(Saved data entries)
:::::

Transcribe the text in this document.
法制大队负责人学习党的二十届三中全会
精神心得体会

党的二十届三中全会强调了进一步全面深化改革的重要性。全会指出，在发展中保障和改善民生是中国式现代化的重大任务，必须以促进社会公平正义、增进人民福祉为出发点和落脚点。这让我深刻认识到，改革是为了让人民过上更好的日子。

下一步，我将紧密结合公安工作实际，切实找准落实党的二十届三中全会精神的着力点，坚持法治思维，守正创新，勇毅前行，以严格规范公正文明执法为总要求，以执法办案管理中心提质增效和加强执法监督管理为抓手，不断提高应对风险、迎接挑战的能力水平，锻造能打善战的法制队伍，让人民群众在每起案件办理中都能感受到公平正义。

:::::

Using the listing above, please repeat every entry exactly.

Final result →
Transcribe the text in this document.
法制大队负责人学习党的二十届三中全会
精神心得体会

党的二十届三中全会强调了进一步全面深化改革的重要性。全会指出，在发展中保障和改善民生是中国式现代化的重大任务，必须以促进社会公平正义、增进人民福祉为出发点和落脚点。这让我深刻认识到，改革是为了让人民过上更好的日子。

下一步，我将紧密结合公安工作实际，切实找准落实党的二十届三中全会精神的着力点，坚持法治思维，守正创新，勇毅前行，以严格规范公正文明执法为总要求，以执法办案管理中心提质增效和加强执法监督管理为抓手，不断提高应对风险、迎接挑战的能力水平，锻造能打善战的法制队伍，让人民群众在每起案件办理中都能感受到公平正义。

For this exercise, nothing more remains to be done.